(SHORT EXERCISE): All entries must be repeated exactly; do not include the pictures.

(Items listed in a dataset):

## START

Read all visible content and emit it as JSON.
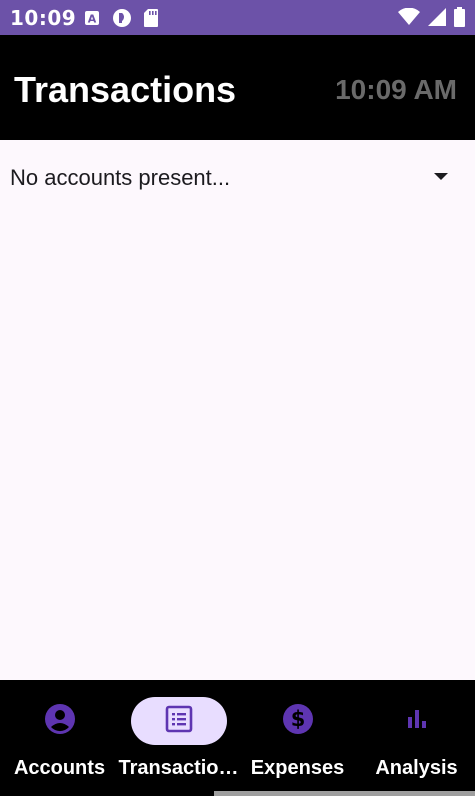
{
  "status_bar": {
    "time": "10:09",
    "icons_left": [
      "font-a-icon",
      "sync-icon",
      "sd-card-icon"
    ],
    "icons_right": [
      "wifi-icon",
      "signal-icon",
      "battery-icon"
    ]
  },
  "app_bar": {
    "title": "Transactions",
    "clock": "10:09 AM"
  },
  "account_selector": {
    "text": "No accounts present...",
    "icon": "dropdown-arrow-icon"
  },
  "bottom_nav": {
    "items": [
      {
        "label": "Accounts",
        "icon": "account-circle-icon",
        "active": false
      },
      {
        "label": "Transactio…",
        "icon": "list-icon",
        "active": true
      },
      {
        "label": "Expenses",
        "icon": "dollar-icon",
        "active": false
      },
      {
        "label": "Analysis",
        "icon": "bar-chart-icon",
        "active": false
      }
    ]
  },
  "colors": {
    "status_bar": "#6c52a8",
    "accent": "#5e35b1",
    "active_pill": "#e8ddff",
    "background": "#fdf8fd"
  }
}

## END

(TASK OUTPUT):
Read all visible content and emit it as JSON.
{
  "status_bar": {
    "time": "10:09",
    "icons_left": [
      "font-a-icon",
      "sync-icon",
      "sd-card-icon"
    ],
    "icons_right": [
      "wifi-icon",
      "signal-icon",
      "battery-icon"
    ]
  },
  "app_bar": {
    "title": "Transactions",
    "clock": "10:09 AM"
  },
  "account_selector": {
    "text": "No accounts present...",
    "icon": "dropdown-arrow-icon"
  },
  "bottom_nav": {
    "items": [
      {
        "label": "Accounts",
        "icon": "account-circle-icon",
        "active": false
      },
      {
        "label": "Transactio…",
        "icon": "list-icon",
        "active": true
      },
      {
        "label": "Expenses",
        "icon": "dollar-icon",
        "active": false
      },
      {
        "label": "Analysis",
        "icon": "bar-chart-icon",
        "active": false
      }
    ]
  },
  "colors": {
    "status_bar": "#6c52a8",
    "accent": "#5e35b1",
    "active_pill": "#e8ddff",
    "background": "#fdf8fd"
  }
}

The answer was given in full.